╭──

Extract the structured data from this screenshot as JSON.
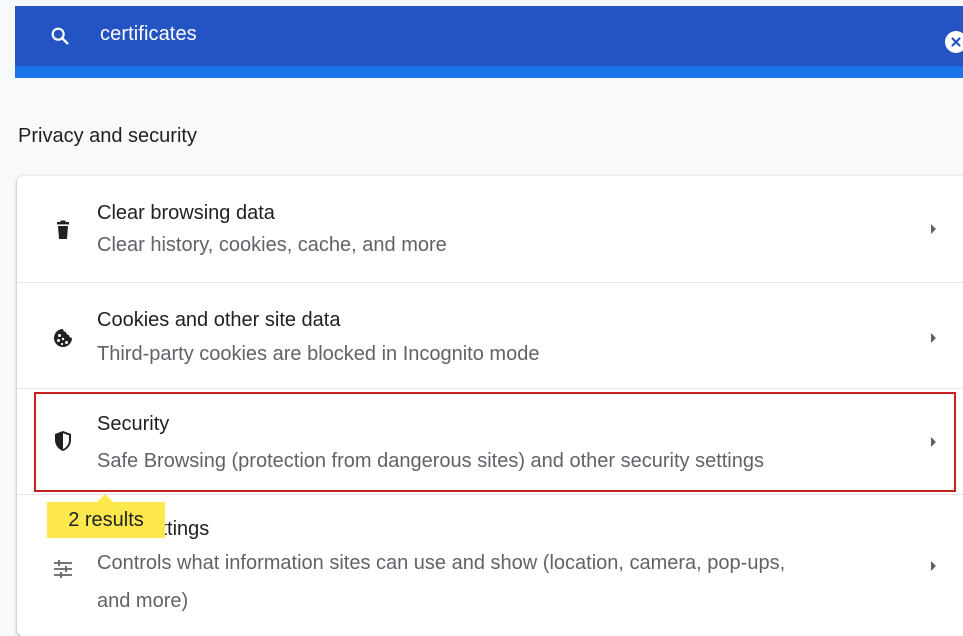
{
  "search": {
    "query": "certificates",
    "icon": "search-icon",
    "clear_icon": "close-icon"
  },
  "section": {
    "title": "Privacy and security"
  },
  "rows": [
    {
      "icon": "trash-icon",
      "title": "Clear browsing data",
      "subtitle": "Clear history, cookies, cache, and more"
    },
    {
      "icon": "cookie-icon",
      "title": "Cookies and other site data",
      "subtitle": "Third-party cookies are blocked in Incognito mode"
    },
    {
      "icon": "shield-icon",
      "title": "Security",
      "subtitle": "Safe Browsing (protection from dangerous sites) and other security settings"
    },
    {
      "icon": "sliders-icon",
      "title": "Site Settings",
      "subtitle_line1": "Controls what information sites can use and show (location, camera, pop-ups,",
      "subtitle_line2": "and more)"
    }
  ],
  "results_badge": "2 results",
  "colors": {
    "header_blue": "#2453c4",
    "highlight_red": "#c5221f",
    "badge_yellow": "#fde84d"
  }
}
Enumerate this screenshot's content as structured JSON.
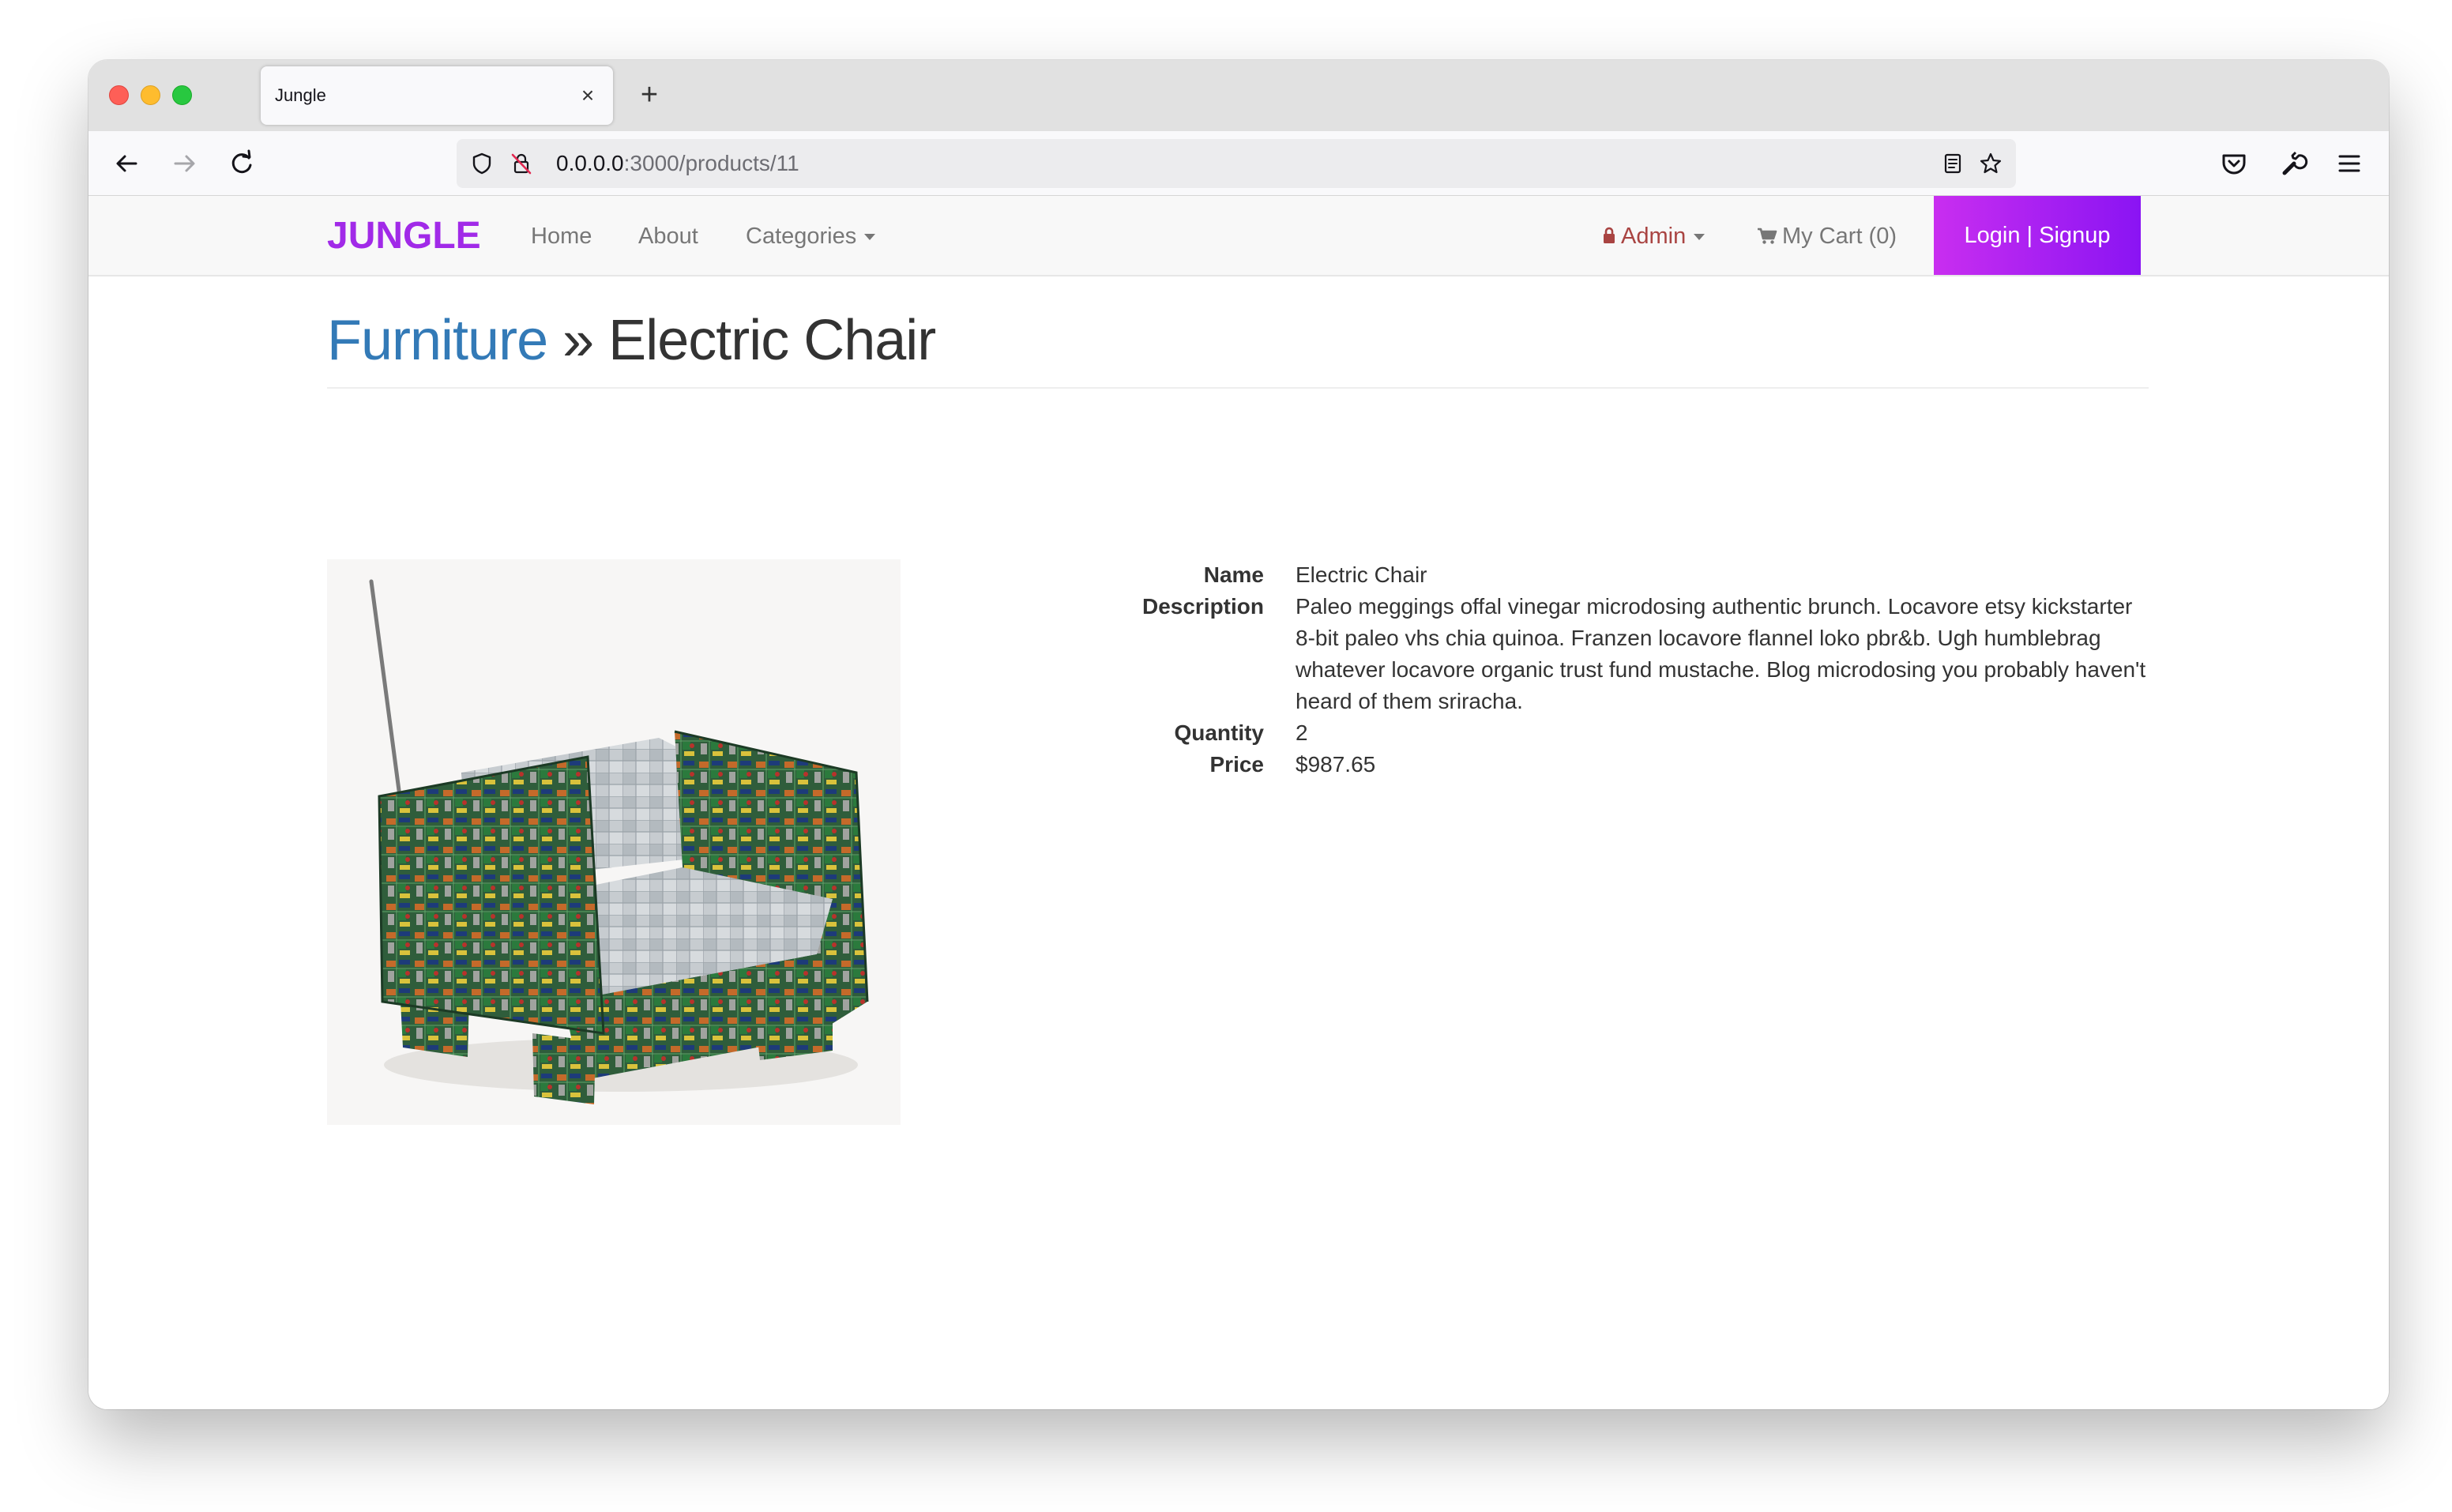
{
  "browser": {
    "tab_title": "Jungle",
    "tab_close_glyph": "×",
    "new_tab_glyph": "+",
    "url_host": "0.0.0.0",
    "url_path": ":3000/products/11",
    "icons": [
      "back-arrow-icon",
      "forward-arrow-icon",
      "reload-icon",
      "shield-icon",
      "insecure-lock-icon",
      "reader-view-icon",
      "bookmark-star-icon",
      "pocket-icon",
      "wrench-icon",
      "hamburger-menu-icon"
    ]
  },
  "site_nav": {
    "brand": "JUNGLE",
    "links": {
      "home": "Home",
      "about": "About",
      "categories": "Categories"
    },
    "admin": "Admin",
    "cart": "My Cart (0)",
    "login": "Login | Signup",
    "brand_color": "#a12ae8",
    "login_gradient": [
      "#c92ef0",
      "#8a14f3"
    ]
  },
  "page": {
    "breadcrumb_category": "Furniture",
    "breadcrumb_separator": " » ",
    "title": "Electric Chair",
    "link_color": "#337ab7"
  },
  "product": {
    "labels": {
      "name": "Name",
      "description": "Description",
      "quantity": "Quantity",
      "price": "Price"
    },
    "name": "Electric Chair",
    "description": "Paleo meggings offal vinegar microdosing authentic brunch. Locavore etsy kickstarter 8-bit paleo vhs chia quinoa. Franzen locavore flannel loko pbr&b. Ugh humblebrag whatever locavore organic trust fund mustache. Blog microdosing you probably haven't heard of them sriracha.",
    "quantity": "2",
    "price": "$987.65",
    "image_alt": "Electric Chair"
  }
}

╰──

▶ Written exercise
Make an exact copy of the records shown above, without the pictures.

▶ Final answer
Extract the structured data from this screenshot as JSON.
{
  "search": {
    "query": "certificates",
    "icon": "search-icon",
    "clear_icon": "close-icon"
  },
  "section": {
    "title": "Privacy and security"
  },
  "rows": [
    {
      "icon": "trash-icon",
      "title": "Clear browsing data",
      "subtitle": "Clear history, cookies, cache, and more"
    },
    {
      "icon": "cookie-icon",
      "title": "Cookies and other site data",
      "subtitle": "Third-party cookies are blocked in Incognito mode"
    },
    {
      "icon": "shield-icon",
      "title": "Security",
      "subtitle": "Safe Browsing (protection from dangerous sites) and other security settings"
    },
    {
      "icon": "sliders-icon",
      "title": "Site Settings",
      "subtitle_line1": "Controls what information sites can use and show (location, camera, pop-ups,",
      "subtitle_line2": "and more)"
    }
  ],
  "results_badge": "2 results",
  "colors": {
    "header_blue": "#2453c4",
    "highlight_red": "#c5221f",
    "badge_yellow": "#fde84d"
  }
}
Enumerate this screenshot's content as structured JSON.
{
  "browser": {
    "tab_title": "Jungle",
    "tab_close_glyph": "×",
    "new_tab_glyph": "+",
    "url_host": "0.0.0.0",
    "url_path": ":3000/products/11",
    "icons": [
      "back-arrow-icon",
      "forward-arrow-icon",
      "reload-icon",
      "shield-icon",
      "insecure-lock-icon",
      "reader-view-icon",
      "bookmark-star-icon",
      "pocket-icon",
      "wrench-icon",
      "hamburger-menu-icon"
    ]
  },
  "site_nav": {
    "brand": "JUNGLE",
    "links": {
      "home": "Home",
      "about": "About",
      "categories": "Categories"
    },
    "admin": "Admin",
    "cart": "My Cart (0)",
    "login": "Login | Signup",
    "brand_color": "#a12ae8",
    "login_gradient": [
      "#c92ef0",
      "#8a14f3"
    ]
  },
  "page": {
    "breadcrumb_category": "Furniture",
    "breadcrumb_separator": " » ",
    "title": "Electric Chair",
    "link_color": "#337ab7"
  },
  "product": {
    "labels": {
      "name": "Name",
      "description": "Description",
      "quantity": "Quantity",
      "price": "Price"
    },
    "name": "Electric Chair",
    "description": "Paleo meggings offal vinegar microdosing authentic brunch. Locavore etsy kickstarter 8-bit paleo vhs chia quinoa. Franzen locavore flannel loko pbr&b. Ugh humblebrag whatever locavore organic trust fund mustache. Blog microdosing you probably haven't heard of them sriracha.",
    "quantity": "2",
    "price": "$987.65",
    "image_alt": "Electric Chair"
  }
}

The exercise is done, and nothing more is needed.